**Excerpt:**
- Irish: Sraith Peile na Mumhan
- Code: Football
- Founded: 1925
- Abolished: 1935
- Region: Munster (GAA)
- Trophy: McGrath Cup
- No. of teams: 6
- First winner: Kerry
- Most titles: Cork and Tipperary (2 titles)

= Munster Football League =

Gaelic football competition

Munster Football League was a senior inter-county Gaelic football competition established in 1925. The competition was often referred to as the McGrath Cup, as the trophy was presented by Pat McGrath, secretary of the Munster Council.

The competition is not to be confused with the McGrath Cup, which commenced in 1981 and continues to take place at the start of each season.

**Input data:**
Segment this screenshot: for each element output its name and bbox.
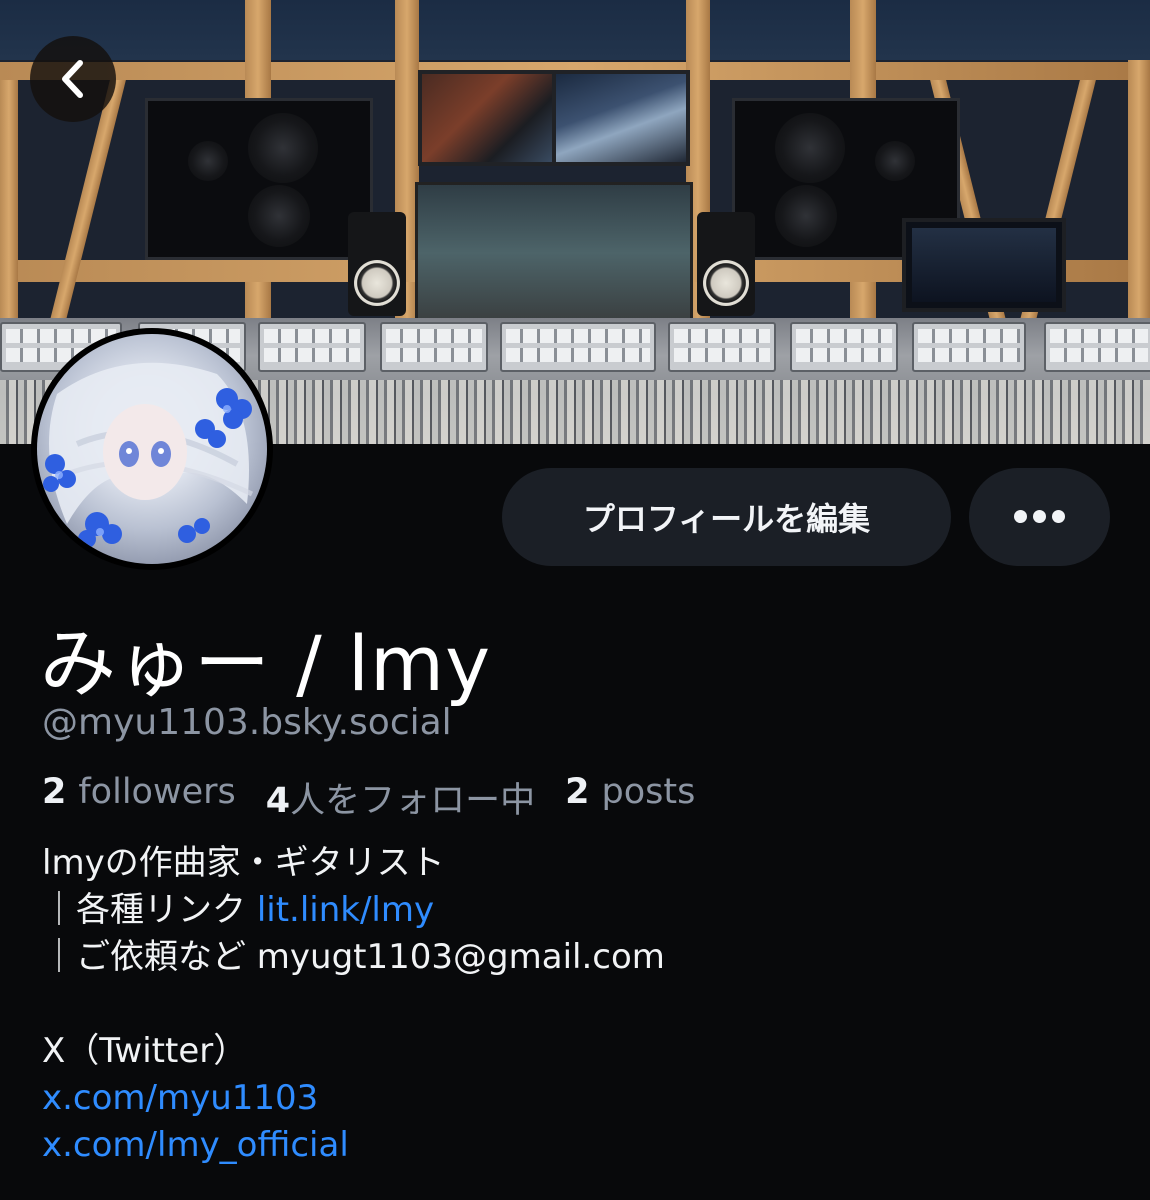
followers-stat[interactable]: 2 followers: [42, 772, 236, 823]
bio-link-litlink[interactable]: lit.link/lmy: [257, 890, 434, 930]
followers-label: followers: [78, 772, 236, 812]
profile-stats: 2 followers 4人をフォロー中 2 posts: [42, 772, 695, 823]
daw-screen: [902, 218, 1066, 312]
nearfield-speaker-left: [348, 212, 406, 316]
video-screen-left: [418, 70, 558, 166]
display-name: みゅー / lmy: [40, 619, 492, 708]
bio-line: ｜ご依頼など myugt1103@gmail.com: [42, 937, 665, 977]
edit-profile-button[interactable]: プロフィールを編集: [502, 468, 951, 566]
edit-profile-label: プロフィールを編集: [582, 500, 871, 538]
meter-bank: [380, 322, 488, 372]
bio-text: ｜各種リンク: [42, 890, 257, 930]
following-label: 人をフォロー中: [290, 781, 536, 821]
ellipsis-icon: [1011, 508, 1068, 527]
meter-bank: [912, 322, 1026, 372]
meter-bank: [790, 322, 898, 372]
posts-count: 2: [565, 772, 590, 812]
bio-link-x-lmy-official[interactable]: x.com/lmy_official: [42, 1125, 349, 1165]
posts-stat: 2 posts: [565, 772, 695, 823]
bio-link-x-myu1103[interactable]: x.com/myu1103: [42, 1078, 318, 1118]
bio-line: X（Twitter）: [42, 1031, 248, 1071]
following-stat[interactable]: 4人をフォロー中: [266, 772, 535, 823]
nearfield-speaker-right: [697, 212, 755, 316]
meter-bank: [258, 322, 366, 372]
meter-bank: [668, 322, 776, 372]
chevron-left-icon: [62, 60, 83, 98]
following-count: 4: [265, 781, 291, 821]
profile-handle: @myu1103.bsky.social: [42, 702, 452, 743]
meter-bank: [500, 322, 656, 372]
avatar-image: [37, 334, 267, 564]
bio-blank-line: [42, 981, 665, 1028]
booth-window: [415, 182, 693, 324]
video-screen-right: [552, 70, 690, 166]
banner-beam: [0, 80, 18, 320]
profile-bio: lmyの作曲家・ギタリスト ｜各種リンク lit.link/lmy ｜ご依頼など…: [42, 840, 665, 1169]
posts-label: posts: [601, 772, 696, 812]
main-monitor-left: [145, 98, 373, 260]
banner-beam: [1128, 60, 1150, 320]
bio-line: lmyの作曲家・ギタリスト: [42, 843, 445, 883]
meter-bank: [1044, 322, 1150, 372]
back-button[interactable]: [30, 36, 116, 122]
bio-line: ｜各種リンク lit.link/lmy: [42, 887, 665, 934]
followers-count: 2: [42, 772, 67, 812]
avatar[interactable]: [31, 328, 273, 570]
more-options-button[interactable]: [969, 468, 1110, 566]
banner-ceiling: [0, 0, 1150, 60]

==

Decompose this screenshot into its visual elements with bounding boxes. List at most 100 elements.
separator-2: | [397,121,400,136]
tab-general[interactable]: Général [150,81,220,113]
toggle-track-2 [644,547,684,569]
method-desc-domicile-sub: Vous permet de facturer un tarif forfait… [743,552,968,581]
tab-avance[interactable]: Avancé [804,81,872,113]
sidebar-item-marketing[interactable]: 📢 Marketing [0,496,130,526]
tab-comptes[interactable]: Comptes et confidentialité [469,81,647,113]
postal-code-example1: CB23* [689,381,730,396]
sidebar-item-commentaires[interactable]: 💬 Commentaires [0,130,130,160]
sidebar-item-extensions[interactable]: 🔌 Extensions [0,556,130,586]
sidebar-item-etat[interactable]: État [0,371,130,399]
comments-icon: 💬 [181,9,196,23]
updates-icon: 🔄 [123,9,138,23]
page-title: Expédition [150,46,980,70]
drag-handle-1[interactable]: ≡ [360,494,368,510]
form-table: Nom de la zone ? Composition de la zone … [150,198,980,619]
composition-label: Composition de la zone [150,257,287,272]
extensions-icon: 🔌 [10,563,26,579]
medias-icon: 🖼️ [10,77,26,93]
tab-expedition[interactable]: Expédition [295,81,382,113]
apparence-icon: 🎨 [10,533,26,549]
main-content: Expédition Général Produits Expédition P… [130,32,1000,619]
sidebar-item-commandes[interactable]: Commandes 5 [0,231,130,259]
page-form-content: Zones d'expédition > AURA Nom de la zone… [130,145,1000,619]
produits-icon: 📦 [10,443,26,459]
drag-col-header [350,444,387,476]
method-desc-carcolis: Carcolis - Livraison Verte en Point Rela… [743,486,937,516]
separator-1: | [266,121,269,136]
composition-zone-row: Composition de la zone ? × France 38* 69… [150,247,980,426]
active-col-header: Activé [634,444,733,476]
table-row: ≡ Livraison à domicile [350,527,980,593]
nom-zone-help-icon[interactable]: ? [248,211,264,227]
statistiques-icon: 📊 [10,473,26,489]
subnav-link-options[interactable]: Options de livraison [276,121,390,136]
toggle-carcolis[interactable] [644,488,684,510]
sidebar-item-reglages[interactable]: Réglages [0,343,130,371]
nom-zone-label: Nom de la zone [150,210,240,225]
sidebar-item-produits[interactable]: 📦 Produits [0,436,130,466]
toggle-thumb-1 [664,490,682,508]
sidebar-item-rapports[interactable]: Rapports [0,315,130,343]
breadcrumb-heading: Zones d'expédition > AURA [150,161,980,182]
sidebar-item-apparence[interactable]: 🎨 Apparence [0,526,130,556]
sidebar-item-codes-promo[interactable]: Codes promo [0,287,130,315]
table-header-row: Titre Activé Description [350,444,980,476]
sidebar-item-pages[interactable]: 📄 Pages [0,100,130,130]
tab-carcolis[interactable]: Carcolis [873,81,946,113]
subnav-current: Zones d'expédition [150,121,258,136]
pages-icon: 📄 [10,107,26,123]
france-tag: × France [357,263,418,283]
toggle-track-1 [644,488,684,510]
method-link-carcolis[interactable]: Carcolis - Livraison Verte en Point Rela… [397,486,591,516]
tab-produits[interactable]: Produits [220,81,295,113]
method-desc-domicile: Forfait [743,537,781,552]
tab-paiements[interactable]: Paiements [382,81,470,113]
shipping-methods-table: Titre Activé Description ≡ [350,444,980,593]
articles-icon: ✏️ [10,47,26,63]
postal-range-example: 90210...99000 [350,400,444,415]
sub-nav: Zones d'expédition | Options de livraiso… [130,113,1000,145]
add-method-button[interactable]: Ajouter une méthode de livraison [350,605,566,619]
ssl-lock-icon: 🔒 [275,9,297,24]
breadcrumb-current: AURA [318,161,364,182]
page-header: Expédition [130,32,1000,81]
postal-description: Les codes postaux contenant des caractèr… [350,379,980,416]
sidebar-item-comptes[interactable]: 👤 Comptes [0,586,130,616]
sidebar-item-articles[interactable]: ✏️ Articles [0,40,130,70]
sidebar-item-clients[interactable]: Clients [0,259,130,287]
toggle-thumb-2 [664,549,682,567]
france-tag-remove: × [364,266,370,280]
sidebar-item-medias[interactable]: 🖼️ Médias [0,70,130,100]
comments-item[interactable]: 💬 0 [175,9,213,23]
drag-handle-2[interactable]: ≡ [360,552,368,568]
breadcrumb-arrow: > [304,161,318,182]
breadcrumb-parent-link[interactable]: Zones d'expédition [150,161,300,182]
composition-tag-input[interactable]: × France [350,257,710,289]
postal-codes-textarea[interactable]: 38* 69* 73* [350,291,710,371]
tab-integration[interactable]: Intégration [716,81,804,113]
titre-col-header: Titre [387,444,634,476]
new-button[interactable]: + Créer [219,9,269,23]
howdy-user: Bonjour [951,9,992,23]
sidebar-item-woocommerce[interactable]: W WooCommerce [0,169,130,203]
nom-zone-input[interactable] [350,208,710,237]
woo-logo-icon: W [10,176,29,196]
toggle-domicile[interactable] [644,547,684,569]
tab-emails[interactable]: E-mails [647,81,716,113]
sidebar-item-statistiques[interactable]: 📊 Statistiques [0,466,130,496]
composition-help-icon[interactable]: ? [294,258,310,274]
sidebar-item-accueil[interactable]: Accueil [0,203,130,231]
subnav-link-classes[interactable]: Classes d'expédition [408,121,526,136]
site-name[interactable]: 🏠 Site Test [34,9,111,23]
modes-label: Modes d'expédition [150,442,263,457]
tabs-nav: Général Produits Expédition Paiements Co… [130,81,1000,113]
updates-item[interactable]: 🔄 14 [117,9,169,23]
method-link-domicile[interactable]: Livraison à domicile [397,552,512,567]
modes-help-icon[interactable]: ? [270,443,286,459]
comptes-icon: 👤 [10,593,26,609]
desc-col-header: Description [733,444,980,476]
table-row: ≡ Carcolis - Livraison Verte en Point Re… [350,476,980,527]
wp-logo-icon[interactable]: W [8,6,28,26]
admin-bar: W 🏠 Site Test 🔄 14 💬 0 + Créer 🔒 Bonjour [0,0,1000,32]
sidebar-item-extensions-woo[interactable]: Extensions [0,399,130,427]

**Objective 1:** Write out the Munster Football League text word for word, everything from "Munster Football League was" down to "of each season.".
**Objective 2:** Convert the lines of the entries into a numbered list, leaving out blank lines, covering everything from the line containing "Decompose this screenshot" down to the line containing "postal-code-example1: CB23* [689,381,730,396]", both included.

**Written solution 1:**
Munster Football League was a senior inter-county Gaelic football competition established in 1925. The competition was often referred to as the McGrath Cup, as the trophy was presented by Pat McGrath, secretary of the Munster Council.

The competition is not to be confused with the McGrath Cup, which commenced in 1981 and continues to take place at the start of each season.

**Written solution 2:**
1. Decompose this screenshot into its visual elements with bounding boxes. List at most 100 elements.
2. separator-2: | [397,121,400,136]
3. tab-general[interactable]: Général [150,81,220,113]
4. toggle-track-2 [644,547,684,569]
5. method-desc-domicile-sub: Vous permet de facturer un tarif forfait… [743,552,968,581]
6. tab-avance[interactable]: Avancé [804,81,872,113]
7. sidebar-item-marketing[interactable]: 📢 Marketing [0,496,130,526]
8. tab-comptes[interactable]: Comptes et confidentialité [469,81,647,113]
9. postal-code-example1: CB23* [689,381,730,396]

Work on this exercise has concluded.